The request.
For the copy, please give all of the data again exactly and leave the pictures out.

════════════════════

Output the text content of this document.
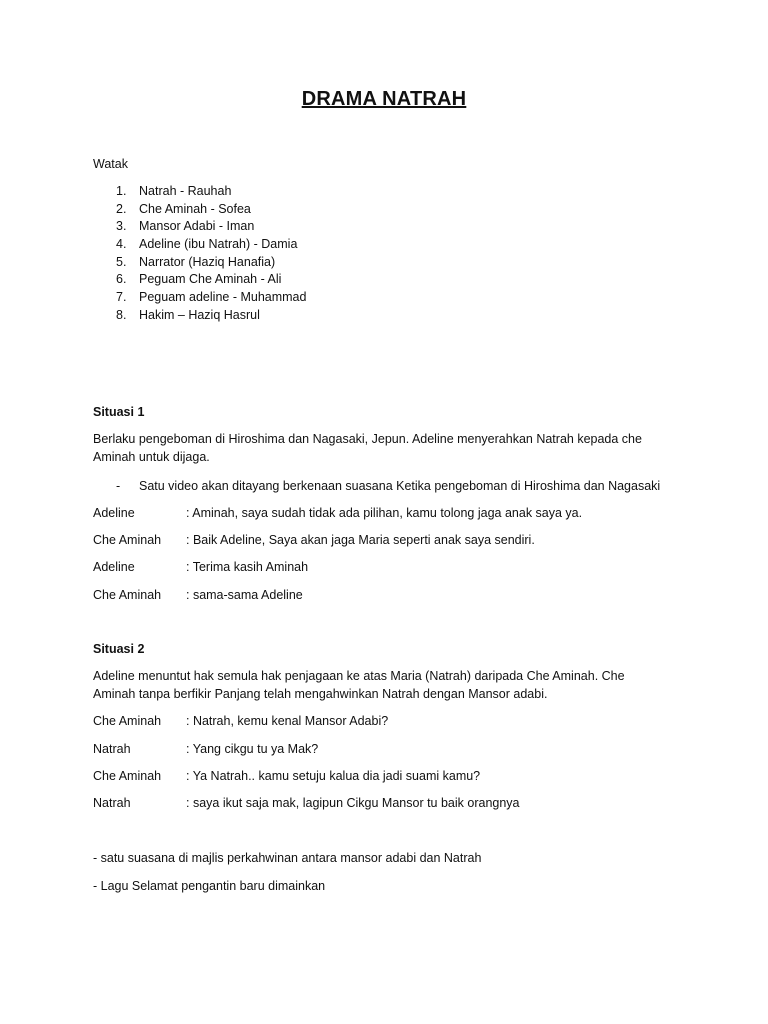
DRAMA NATRAH
Watak
1. Natrah - Rauhah
2. Che Aminah - Sofea
3. Mansor Adabi - Iman
4. Adeline (ibu Natrah) - Damia
5. Narrator (Haziq Hanafia)
6. Peguam Che Aminah - Ali
7. Peguam adeline - Muhammad
8. Hakim – Haziq Hasrul
Situasi 1
Berlaku pengeboman di Hiroshima dan Nagasaki, Jepun. Adeline menyerahkan Natrah kepada che
Aminah untuk dijaga.
- Satu video akan ditayang berkenaan suasana Ketika pengeboman di Hiroshima dan Nagasaki
Adeline	: Aminah, saya sudah tidak ada pilihan, kamu tolong jaga anak saya ya.
Che Aminah : Baik Adeline, Saya akan jaga Maria seperti anak saya sendiri.
Adeline	: Terima kasih Aminah
Che Aminah : sama-sama Adeline
Situasi 2
Adeline menuntut hak semula hak penjagaan ke atas Maria (Natrah) daripada Che Aminah. Che
Aminah tanpa berfikir Panjang telah mengahwinkan Natrah dengan Mansor adabi.
Che Aminah : Natrah, kemu kenal Mansor Adabi?
Natrah	: Yang cikgu tu ya Mak?
Che Aminah : Ya Natrah.. kamu setuju kalua dia jadi suami kamu?
Natrah	: saya ikut saja mak, lagipun Cikgu Mansor tu baik orangnya
- satu suasana di majlis perkahwinan antara mansor adabi dan Natrah
- Lagu Selamat pengantin baru dimainkan
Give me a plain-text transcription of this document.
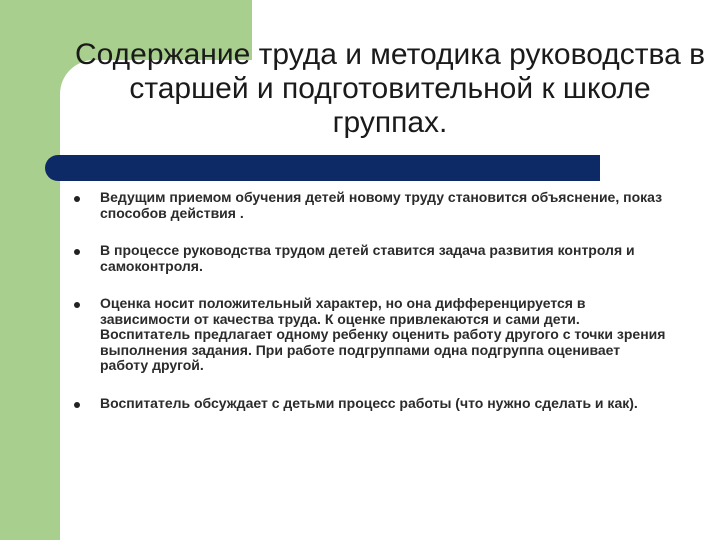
Содержание труда и методика руководства в старшей и подготовительной к школе группах.
Ведущим приемом обучения детей новому труду становится объяснение, показ способов действия .
В процессе руководства трудом детей ставится задача развития контроля и самоконтроля.
Оценка носит положительный характер, но она дифференцируется в зависимости от качества труда. К оценке привлекаются и сами дети. Воспитатель предлагает одному ребенку оценить работу другого с точки зрения выполнения задания. При работе подгруппами одна подгруппа оценивает работу другой.
Воспитатель обсуждает с детьми процесс работы (что нужно сделать и как).
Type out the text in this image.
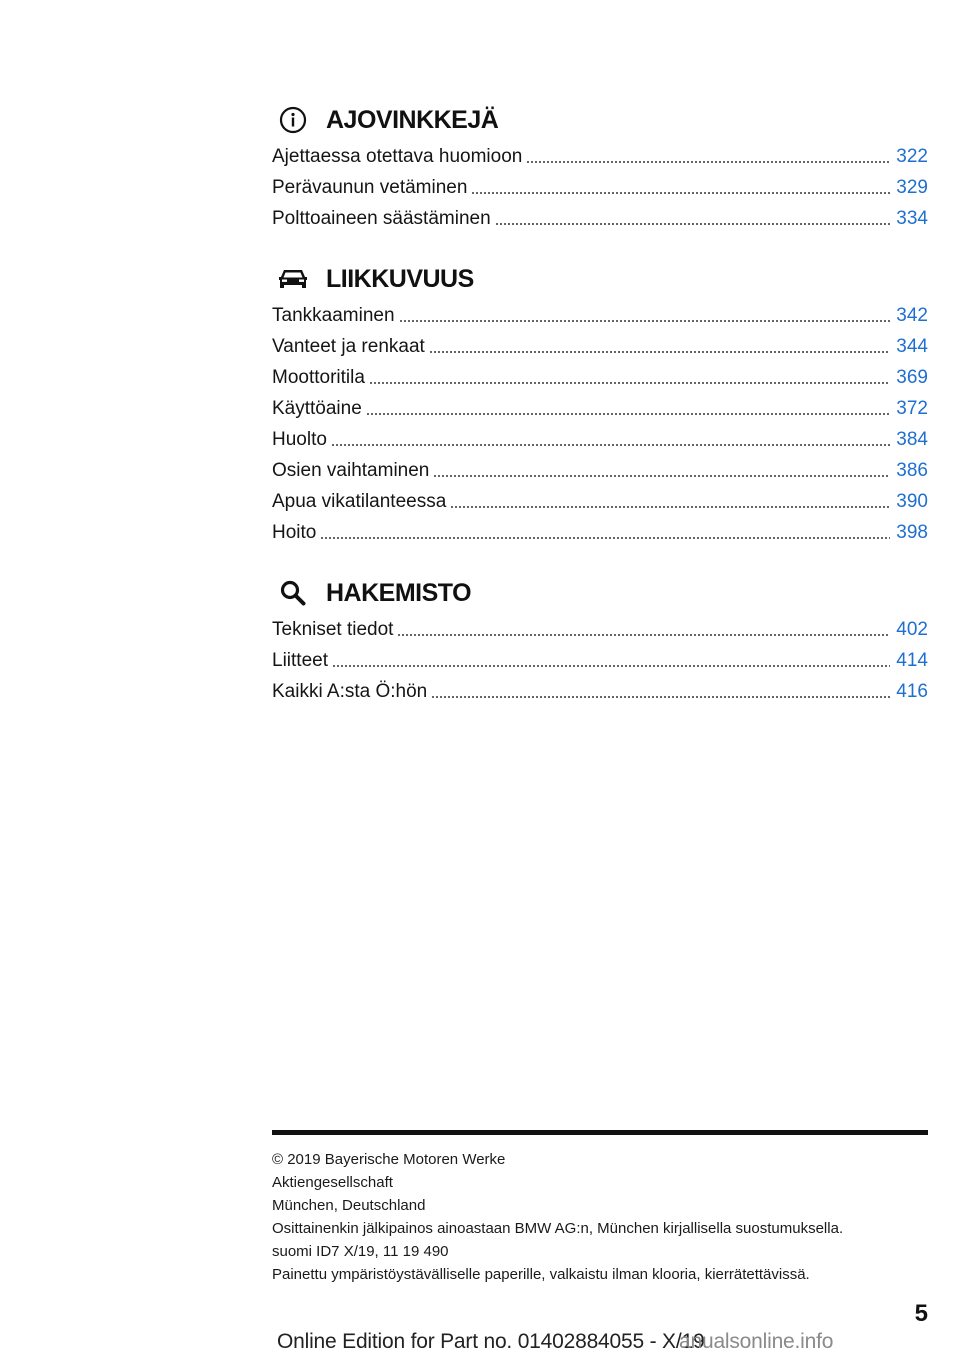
AJOVINKKEJÄ
Ajettaessa otettava huomioon	322
Perävaunun vetäminen	329
Polttoaineen säästäminen	334
LIIKKUVUUS
Tankkaaminen	342
Vanteet ja renkaat	344
Moottoritila	369
Käyttöaine	372
Huolto	384
Osien vaihtaminen	386
Apua vikatilanteessa	390
Hoito	398
HAKEMISTO
Tekniset tiedot	402
Liitteet	414
Kaikki A:sta Ö:hön	416
© 2019 Bayerische Motoren Werke
Aktiengesellschaft
München, Deutschland
Osittainenkin jälkipainos ainoastaan BMW AG:n, München kirjallisella suostumuksella.
suomi ID7 X/19, 11 19 490
Painettu ympäristöystävälliselle paperille, valkaistu ilman klooria, kierrätettävissä.
5
Online Edition for Part no. 01402884055 - X/19
anualsonline.info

════════════════════

Answer to this problem.
Output the text content of this document.
DRAMA NATRAH
Watak
1. Natrah - Rauhah
2. Che Aminah - Sofea
3. Mansor Adabi - Iman
4. Adeline (ibu Natrah) - Damia
5. Narrator (Haziq Hanafia)
6. Peguam Che Aminah - Ali
7. Peguam adeline - Muhammad
8. Hakim – Haziq Hasrul
Situasi 1
Berlaku pengeboman di Hiroshima dan Nagasaki, Jepun. Adeline menyerahkan Natrah kepada che
Aminah untuk dijaga.
- Satu video akan ditayang berkenaan suasana Ketika pengeboman di Hiroshima dan Nagasaki
Adeline	: Aminah, saya sudah tidak ada pilihan, kamu tolong jaga anak saya ya.
Che Aminah : Baik Adeline, Saya akan jaga Maria seperti anak saya sendiri.
Adeline	: Terima kasih Aminah
Che Aminah : sama-sama Adeline
Situasi 2
Adeline menuntut hak semula hak penjagaan ke atas Maria (Natrah) daripada Che Aminah. Che
Aminah tanpa berfikir Panjang telah mengahwinkan Natrah dengan Mansor adabi.
Che Aminah : Natrah, kemu kenal Mansor Adabi?
Natrah	: Yang cikgu tu ya Mak?
Che Aminah : Ya Natrah.. kamu setuju kalua dia jadi suami kamu?
Natrah	: saya ikut saja mak, lagipun Cikgu Mansor tu baik orangnya
- satu suasana di majlis perkahwinan antara mansor adabi dan Natrah
- Lagu Selamat pengantin baru dimainkan
Give me a plain-text transcription of this document.
Содержание труда и методика руководства в старшей и подготовительной к школе группах.
Ведущим приемом обучения детей новому труду становится объяснение, показ способов действия .
В процессе руководства трудом детей ставится задача развития контроля и самоконтроля.
Оценка носит положительный характер, но она дифференцируется в зависимости от качества труда. К оценке привлекаются и сами дети. Воспитатель предлагает одному ребенку оценить работу другого с точки зрения выполнения задания. При работе подгруппами одна подгруппа оценивает работу другой.
Воспитатель обсуждает с детьми процесс работы (что нужно сделать и как).
Type out the text in this image.
AJOVINKKEJÄ
Ajettaessa otettava huomioon	322
Perävaunun vetäminen	329
Polttoaineen säästäminen	334
LIIKKUVUUS
Tankkaaminen	342
Vanteet ja renkaat	344
Moottoritila	369
Käyttöaine	372
Huolto	384
Osien vaihtaminen	386
Apua vikatilanteessa	390
Hoito	398
HAKEMISTO
Tekniset tiedot	402
Liitteet	414
Kaikki A:sta Ö:hön	416
© 2019 Bayerische Motoren Werke
Aktiengesellschaft
München, Deutschland
Osittainenkin jälkipainos ainoastaan BMW AG:n, München kirjallisella suostumuksella.
suomi ID7 X/19, 11 19 490
Painettu ympäristöystävälliselle paperille, valkaistu ilman klooria, kierrätettävissä.
5
Online Edition for Part no. 01402884055 - X/19
anualsonline.info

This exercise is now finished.